** Start **

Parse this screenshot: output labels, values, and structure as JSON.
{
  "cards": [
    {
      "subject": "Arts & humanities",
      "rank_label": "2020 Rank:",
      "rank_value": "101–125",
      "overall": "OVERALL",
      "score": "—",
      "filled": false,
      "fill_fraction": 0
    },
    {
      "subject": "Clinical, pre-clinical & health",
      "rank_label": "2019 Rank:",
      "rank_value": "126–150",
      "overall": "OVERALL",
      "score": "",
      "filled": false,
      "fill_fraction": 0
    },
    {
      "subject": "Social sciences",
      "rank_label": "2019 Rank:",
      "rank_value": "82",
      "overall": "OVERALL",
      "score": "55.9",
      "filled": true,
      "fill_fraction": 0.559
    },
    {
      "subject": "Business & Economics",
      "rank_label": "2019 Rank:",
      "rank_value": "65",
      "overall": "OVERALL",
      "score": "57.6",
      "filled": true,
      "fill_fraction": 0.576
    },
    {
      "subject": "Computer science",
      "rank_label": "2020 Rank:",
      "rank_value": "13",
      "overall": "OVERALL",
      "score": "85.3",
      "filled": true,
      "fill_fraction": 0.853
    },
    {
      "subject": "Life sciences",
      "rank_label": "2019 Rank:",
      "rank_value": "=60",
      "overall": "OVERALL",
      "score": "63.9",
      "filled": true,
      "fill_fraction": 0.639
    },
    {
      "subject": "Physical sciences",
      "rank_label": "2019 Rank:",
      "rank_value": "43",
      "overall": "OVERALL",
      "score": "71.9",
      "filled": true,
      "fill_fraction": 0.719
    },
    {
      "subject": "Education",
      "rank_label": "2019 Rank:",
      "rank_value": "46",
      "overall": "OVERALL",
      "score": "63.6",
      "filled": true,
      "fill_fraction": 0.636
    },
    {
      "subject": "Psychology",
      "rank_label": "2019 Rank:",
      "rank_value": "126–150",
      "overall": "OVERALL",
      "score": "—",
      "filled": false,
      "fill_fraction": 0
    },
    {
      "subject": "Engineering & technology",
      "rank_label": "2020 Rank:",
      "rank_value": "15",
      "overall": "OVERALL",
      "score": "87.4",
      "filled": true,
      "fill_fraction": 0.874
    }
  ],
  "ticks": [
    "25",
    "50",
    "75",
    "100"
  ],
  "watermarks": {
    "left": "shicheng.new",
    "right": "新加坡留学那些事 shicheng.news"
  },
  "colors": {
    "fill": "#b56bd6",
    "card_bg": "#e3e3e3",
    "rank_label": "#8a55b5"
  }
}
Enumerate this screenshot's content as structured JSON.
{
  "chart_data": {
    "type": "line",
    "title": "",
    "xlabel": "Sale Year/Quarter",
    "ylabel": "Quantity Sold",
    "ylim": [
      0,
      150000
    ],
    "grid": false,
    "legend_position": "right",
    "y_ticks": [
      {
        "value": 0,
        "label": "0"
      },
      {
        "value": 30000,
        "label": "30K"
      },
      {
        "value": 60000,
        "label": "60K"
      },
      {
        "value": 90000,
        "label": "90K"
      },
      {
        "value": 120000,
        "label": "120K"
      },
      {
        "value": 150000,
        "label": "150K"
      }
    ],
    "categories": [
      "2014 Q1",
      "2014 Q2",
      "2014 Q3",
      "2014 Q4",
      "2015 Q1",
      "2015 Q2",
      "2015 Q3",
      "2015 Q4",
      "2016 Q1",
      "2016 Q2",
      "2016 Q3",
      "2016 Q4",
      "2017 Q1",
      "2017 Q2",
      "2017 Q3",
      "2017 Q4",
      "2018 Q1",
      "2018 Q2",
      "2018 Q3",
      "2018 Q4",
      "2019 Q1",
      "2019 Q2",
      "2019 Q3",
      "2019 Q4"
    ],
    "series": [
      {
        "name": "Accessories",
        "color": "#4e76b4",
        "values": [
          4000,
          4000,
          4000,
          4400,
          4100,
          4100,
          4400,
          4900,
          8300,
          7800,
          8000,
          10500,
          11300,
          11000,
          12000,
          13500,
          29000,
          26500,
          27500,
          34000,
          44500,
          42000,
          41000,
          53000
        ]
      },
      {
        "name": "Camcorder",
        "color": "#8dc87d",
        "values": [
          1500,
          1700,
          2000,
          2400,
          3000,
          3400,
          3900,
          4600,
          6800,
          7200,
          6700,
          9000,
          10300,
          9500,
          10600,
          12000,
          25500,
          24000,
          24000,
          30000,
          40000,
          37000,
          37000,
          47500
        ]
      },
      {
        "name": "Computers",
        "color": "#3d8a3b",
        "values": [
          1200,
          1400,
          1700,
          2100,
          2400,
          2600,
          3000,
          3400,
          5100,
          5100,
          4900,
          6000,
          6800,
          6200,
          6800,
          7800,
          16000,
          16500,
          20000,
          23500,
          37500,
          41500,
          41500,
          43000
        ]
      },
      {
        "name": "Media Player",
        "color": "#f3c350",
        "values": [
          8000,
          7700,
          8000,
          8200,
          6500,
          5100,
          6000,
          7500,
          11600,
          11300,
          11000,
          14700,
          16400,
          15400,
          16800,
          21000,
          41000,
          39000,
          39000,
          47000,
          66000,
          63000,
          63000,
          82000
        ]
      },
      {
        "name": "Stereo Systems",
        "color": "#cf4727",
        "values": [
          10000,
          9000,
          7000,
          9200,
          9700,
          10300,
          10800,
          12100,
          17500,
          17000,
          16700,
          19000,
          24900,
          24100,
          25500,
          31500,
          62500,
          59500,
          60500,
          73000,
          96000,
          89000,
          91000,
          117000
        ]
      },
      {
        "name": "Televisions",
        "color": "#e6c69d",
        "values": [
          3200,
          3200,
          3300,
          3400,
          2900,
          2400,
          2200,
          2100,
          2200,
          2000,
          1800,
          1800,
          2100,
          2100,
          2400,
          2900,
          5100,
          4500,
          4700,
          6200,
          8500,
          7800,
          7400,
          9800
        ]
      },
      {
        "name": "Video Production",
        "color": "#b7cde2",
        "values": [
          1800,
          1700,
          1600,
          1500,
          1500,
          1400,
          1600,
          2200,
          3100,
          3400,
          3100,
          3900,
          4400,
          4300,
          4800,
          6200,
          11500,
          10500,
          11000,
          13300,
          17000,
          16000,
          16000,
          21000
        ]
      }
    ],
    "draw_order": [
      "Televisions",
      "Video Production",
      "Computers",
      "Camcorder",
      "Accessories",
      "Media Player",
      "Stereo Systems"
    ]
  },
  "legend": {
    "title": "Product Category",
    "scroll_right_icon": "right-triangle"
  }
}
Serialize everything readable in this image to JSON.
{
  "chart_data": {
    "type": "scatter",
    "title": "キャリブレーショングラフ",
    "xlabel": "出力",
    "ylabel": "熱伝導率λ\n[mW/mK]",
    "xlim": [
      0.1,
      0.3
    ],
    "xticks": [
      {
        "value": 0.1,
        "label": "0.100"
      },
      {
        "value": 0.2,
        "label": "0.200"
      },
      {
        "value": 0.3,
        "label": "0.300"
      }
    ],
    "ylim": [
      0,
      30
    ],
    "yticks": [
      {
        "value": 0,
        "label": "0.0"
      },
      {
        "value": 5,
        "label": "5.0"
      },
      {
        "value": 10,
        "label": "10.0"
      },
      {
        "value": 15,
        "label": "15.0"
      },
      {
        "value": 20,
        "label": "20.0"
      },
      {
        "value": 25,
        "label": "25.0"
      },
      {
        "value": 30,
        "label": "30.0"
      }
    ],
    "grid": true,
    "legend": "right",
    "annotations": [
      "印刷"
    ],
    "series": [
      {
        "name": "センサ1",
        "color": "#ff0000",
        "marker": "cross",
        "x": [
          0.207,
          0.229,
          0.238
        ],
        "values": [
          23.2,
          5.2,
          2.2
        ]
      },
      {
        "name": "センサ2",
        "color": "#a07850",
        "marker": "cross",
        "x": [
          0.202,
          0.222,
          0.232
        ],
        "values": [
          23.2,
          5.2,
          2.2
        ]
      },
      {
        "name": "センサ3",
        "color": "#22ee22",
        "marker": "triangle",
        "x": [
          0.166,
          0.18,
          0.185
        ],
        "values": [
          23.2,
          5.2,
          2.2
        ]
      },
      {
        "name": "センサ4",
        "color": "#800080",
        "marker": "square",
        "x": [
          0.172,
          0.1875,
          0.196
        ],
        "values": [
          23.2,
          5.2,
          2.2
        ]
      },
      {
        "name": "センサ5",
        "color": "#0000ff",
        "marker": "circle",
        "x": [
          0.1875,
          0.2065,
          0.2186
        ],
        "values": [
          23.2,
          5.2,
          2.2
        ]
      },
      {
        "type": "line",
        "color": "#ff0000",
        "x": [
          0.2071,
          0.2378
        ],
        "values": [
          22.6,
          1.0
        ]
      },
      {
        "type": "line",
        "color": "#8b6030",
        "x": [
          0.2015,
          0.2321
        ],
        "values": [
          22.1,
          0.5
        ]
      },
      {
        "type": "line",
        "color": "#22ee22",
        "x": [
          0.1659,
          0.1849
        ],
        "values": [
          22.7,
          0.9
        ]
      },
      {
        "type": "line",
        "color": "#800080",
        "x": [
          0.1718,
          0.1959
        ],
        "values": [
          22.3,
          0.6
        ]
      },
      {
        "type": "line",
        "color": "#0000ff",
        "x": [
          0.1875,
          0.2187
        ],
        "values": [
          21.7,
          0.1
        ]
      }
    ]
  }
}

** End **

Problem description
Find each line in the records holding the string "screenshot" and show it.

Result of the exercise
Parse this screenshot: output labels, values, and structure as JSON.
Enumerate this screenshot's content as structured JSON.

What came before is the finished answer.